**Records provided**.
---*---

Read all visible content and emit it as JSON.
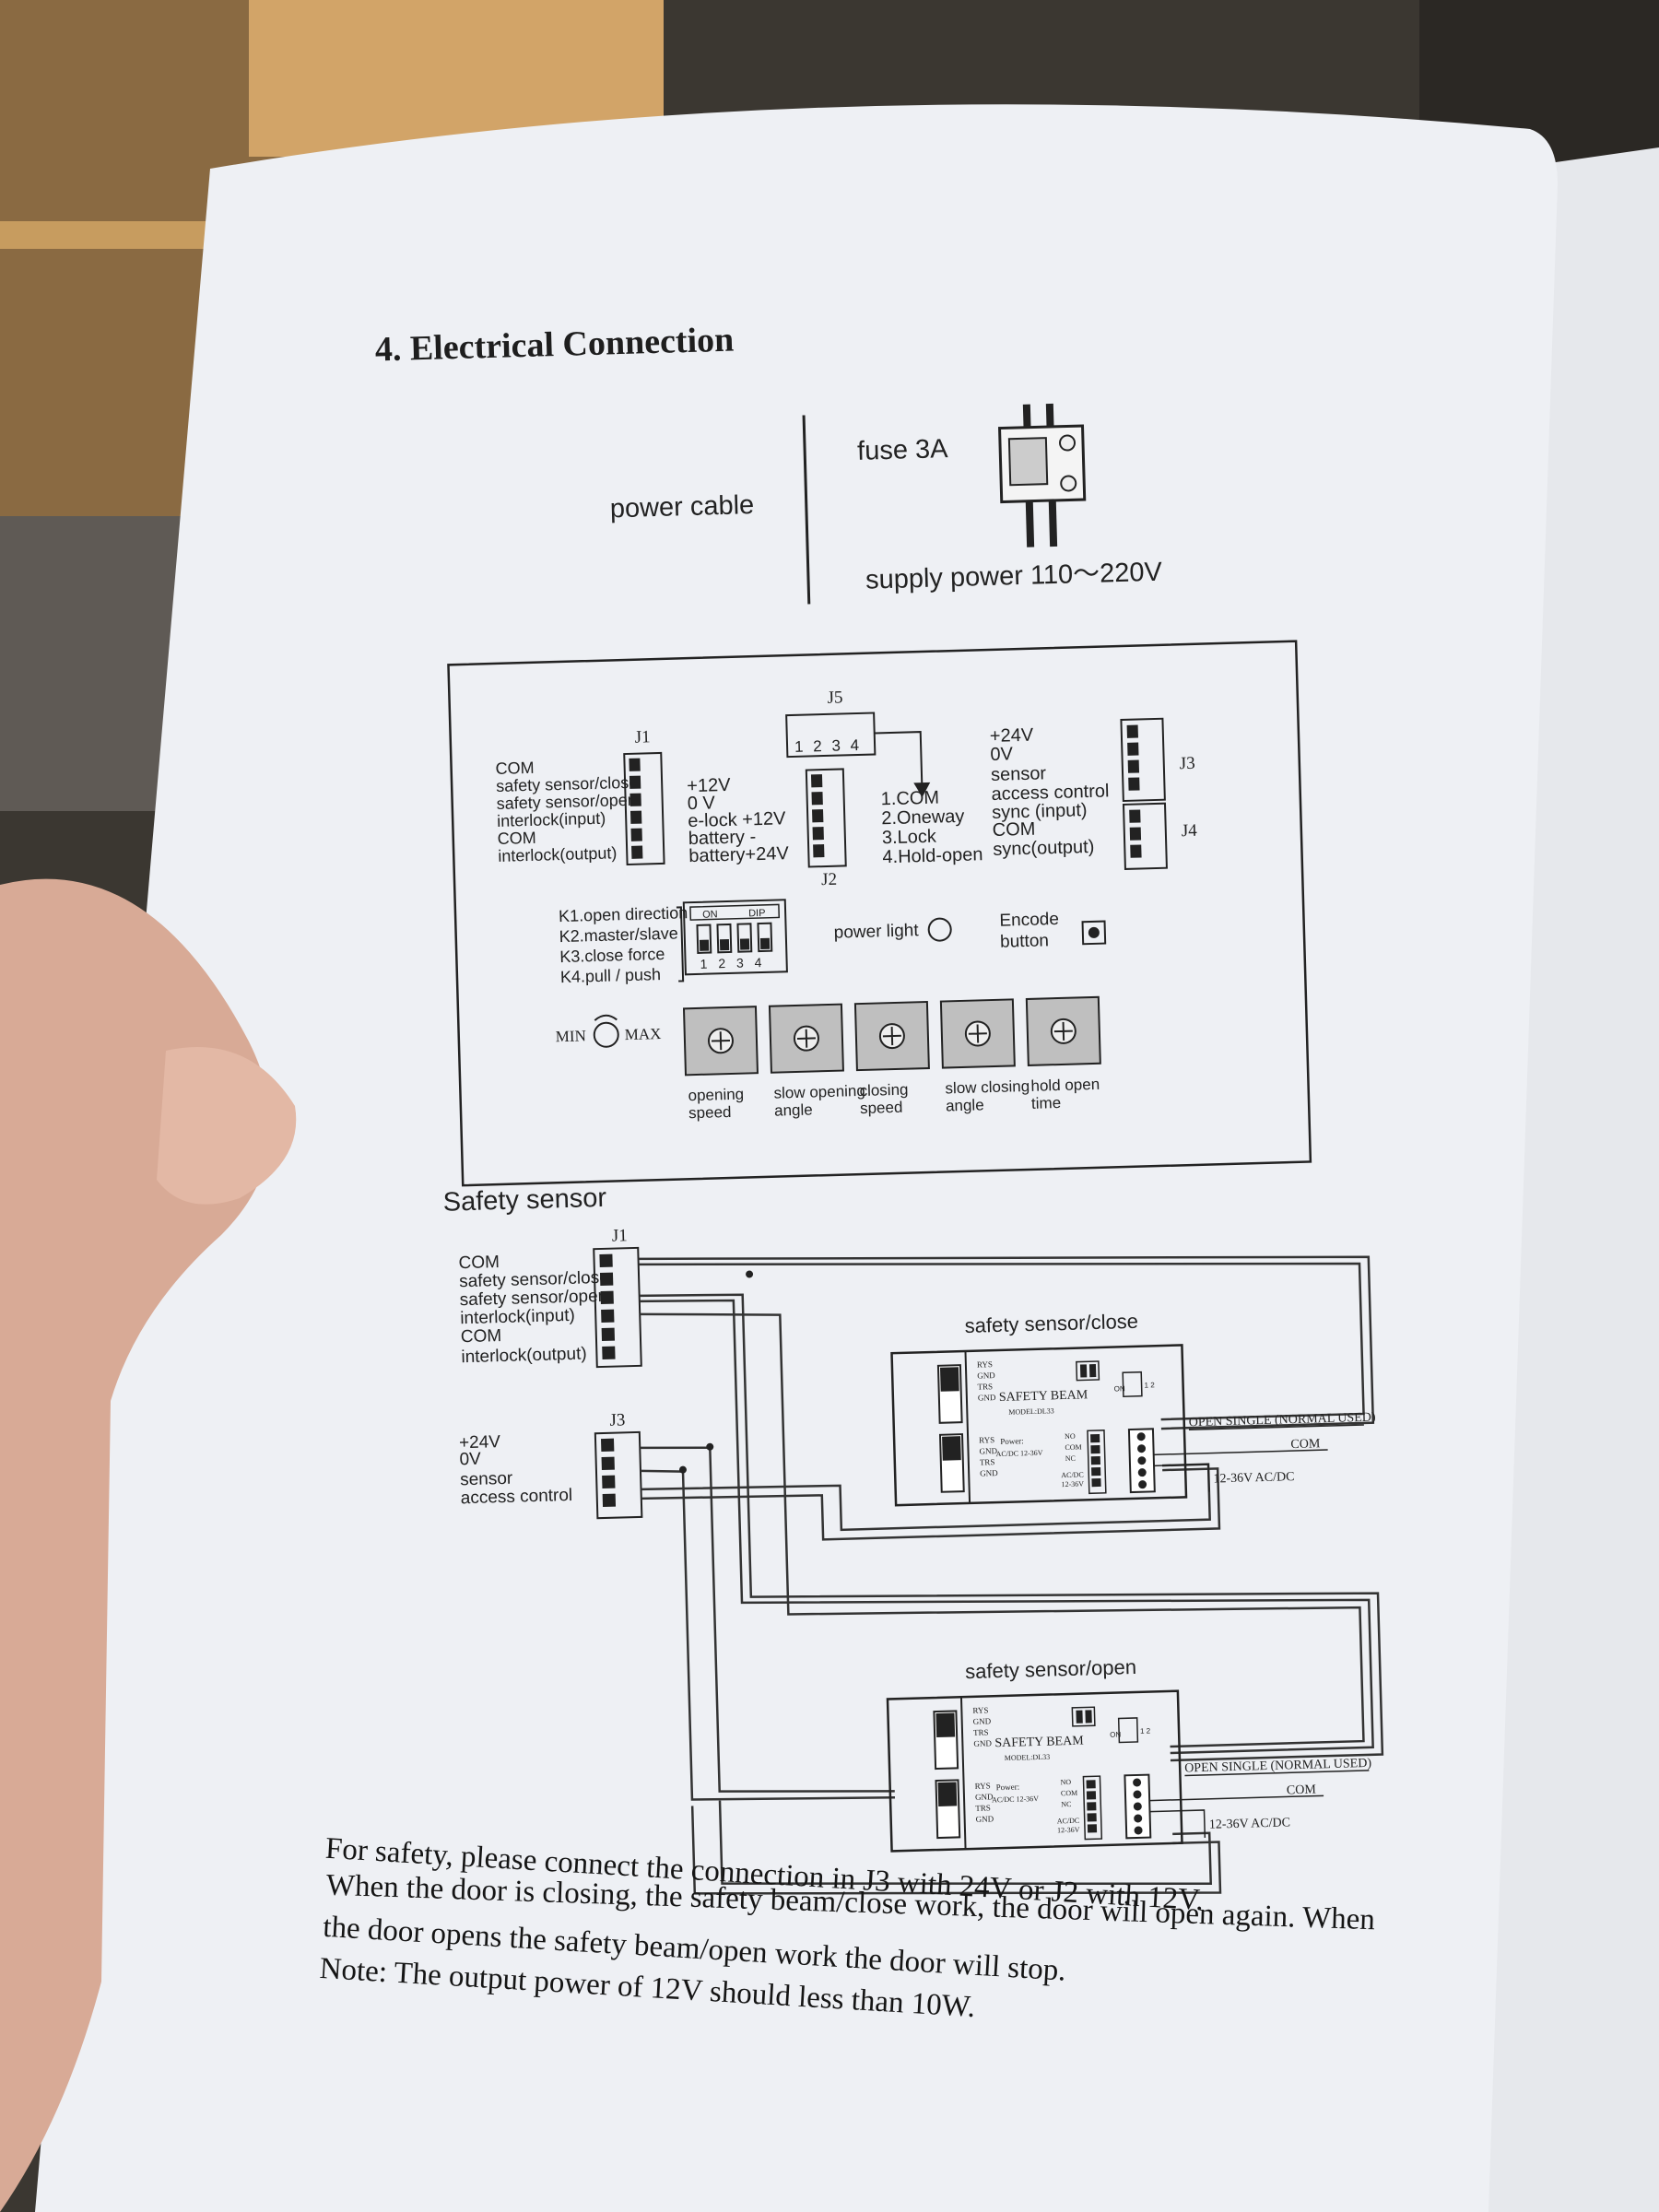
{
  "page": {
    "heading": "4. Electrical Connection",
    "power": {
      "cable_label": "power cable",
      "fuse_label": "fuse 3A",
      "supply_label": "supply power 110～220V"
    },
    "board": {
      "j1": {
        "title": "J1",
        "pins": [
          "COM",
          "safety sensor/close",
          "safety sensor/open",
          "interlock(input)",
          "COM",
          "interlock(output)"
        ]
      },
      "j2": {
        "title": "J2",
        "pins": [
          "+12V",
          "0 V",
          "e-lock +12V",
          "battery -",
          "battery+24V"
        ]
      },
      "j5": {
        "title": "J5",
        "numbers": "1 2 3 4",
        "functions": [
          "1.COM",
          "2.Oneway",
          "3.Lock",
          "4.Hold-open"
        ]
      },
      "j3": {
        "title": "J3",
        "pins": [
          "+24V",
          "0V",
          "sensor",
          "access control"
        ]
      },
      "j4": {
        "title": "J4",
        "pins": [
          "sync (input)",
          "COM",
          "sync(output)"
        ]
      },
      "dip": {
        "on_label": "ON",
        "dip_label": "DIP",
        "numbers": "1 2 3 4",
        "keys": [
          "K1.open direction",
          "K2.master/slave",
          "K3.close force",
          "K4.pull / push"
        ]
      },
      "power_light": "power light",
      "encode_button": "Encode button",
      "knob": {
        "min": "MIN",
        "max": "MAX"
      },
      "pots": [
        "opening speed",
        "slow opening angle",
        "closing speed",
        "slow closing angle",
        "hold open time"
      ]
    },
    "safety": {
      "heading": "Safety sensor",
      "j1": {
        "title": "J1",
        "pins": [
          "COM",
          "safety sensor/close",
          "safety sensor/open",
          "interlock(input)",
          "COM",
          "interlock(output)"
        ]
      },
      "j3": {
        "title": "J3",
        "pins": [
          "+24V",
          "0V",
          "sensor",
          "access control"
        ]
      },
      "close_title": "safety sensor/close",
      "open_title": "safety sensor/open",
      "beam": {
        "name": "SAFETY BEAM",
        "model": "MODEL:DL33",
        "pins_top": [
          "RYS",
          "GND",
          "TRS",
          "GND"
        ],
        "pins_bottom": [
          "RYS",
          "GND",
          "TRS",
          "GND"
        ],
        "power": "Power:",
        "power_spec": "AC/DC 12-36V",
        "terminals": [
          "NO",
          "COM",
          "NC"
        ],
        "acdc": "AC/DC",
        "volt": "12-36V",
        "switch_on": "ON",
        "switch_nums": "1 2"
      },
      "ext": {
        "signal": "OPEN SINGLE (NORMAL USED)",
        "com": "COM",
        "power": "12-36V AC/DC"
      }
    },
    "notes": [
      "For safety, please connect the connection in J3 with 24V or J2 with 12V.",
      "When the door is closing, the safety beam/close work, the door will open again. When",
      "the door opens the safety beam/open work the door will stop.",
      "Note: The output power of 12V should less than 10W."
    ]
  }
}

---*---

**To be done**.
Repeat each record exactly as shown above, dropping all images.

**Result for this task**.
Read all visible content and emit it as JSON.
{
  "page": {
    "heading": "4. Electrical Connection",
    "power": {
      "cable_label": "power cable",
      "fuse_label": "fuse 3A",
      "supply_label": "supply power 110～220V"
    },
    "board": {
      "j1": {
        "title": "J1",
        "pins": [
          "COM",
          "safety sensor/close",
          "safety sensor/open",
          "interlock(input)",
          "COM",
          "interlock(output)"
        ]
      },
      "j2": {
        "title": "J2",
        "pins": [
          "+12V",
          "0 V",
          "e-lock +12V",
          "battery -",
          "battery+24V"
        ]
      },
      "j5": {
        "title": "J5",
        "numbers": "1 2 3 4",
        "functions": [
          "1.COM",
          "2.Oneway",
          "3.Lock",
          "4.Hold-open"
        ]
      },
      "j3": {
        "title": "J3",
        "pins": [
          "+24V",
          "0V",
          "sensor",
          "access control"
        ]
      },
      "j4": {
        "title": "J4",
        "pins": [
          "sync (input)",
          "COM",
          "sync(output)"
        ]
      },
      "dip": {
        "on_label": "ON",
        "dip_label": "DIP",
        "numbers": "1 2 3 4",
        "keys": [
          "K1.open direction",
          "K2.master/slave",
          "K3.close force",
          "K4.pull / push"
        ]
      },
      "power_light": "power light",
      "encode_button": "Encode button",
      "knob": {
        "min": "MIN",
        "max": "MAX"
      },
      "pots": [
        "opening speed",
        "slow opening angle",
        "closing speed",
        "slow closing angle",
        "hold open time"
      ]
    },
    "safety": {
      "heading": "Safety sensor",
      "j1": {
        "title": "J1",
        "pins": [
          "COM",
          "safety sensor/close",
          "safety sensor/open",
          "interlock(input)",
          "COM",
          "interlock(output)"
        ]
      },
      "j3": {
        "title": "J3",
        "pins": [
          "+24V",
          "0V",
          "sensor",
          "access control"
        ]
      },
      "close_title": "safety sensor/close",
      "open_title": "safety sensor/open",
      "beam": {
        "name": "SAFETY BEAM",
        "model": "MODEL:DL33",
        "pins_top": [
          "RYS",
          "GND",
          "TRS",
          "GND"
        ],
        "pins_bottom": [
          "RYS",
          "GND",
          "TRS",
          "GND"
        ],
        "power": "Power:",
        "power_spec": "AC/DC 12-36V",
        "terminals": [
          "NO",
          "COM",
          "NC"
        ],
        "acdc": "AC/DC",
        "volt": "12-36V",
        "switch_on": "ON",
        "switch_nums": "1 2"
      },
      "ext": {
        "signal": "OPEN SINGLE (NORMAL USED)",
        "com": "COM",
        "power": "12-36V AC/DC"
      }
    },
    "notes": [
      "For safety, please connect the connection in J3 with 24V or J2 with 12V.",
      "When the door is closing, the safety beam/close work, the door will open again. When",
      "the door opens the safety beam/open work the door will stop.",
      "Note: The output power of 12V should less than 10W."
    ]
  }
}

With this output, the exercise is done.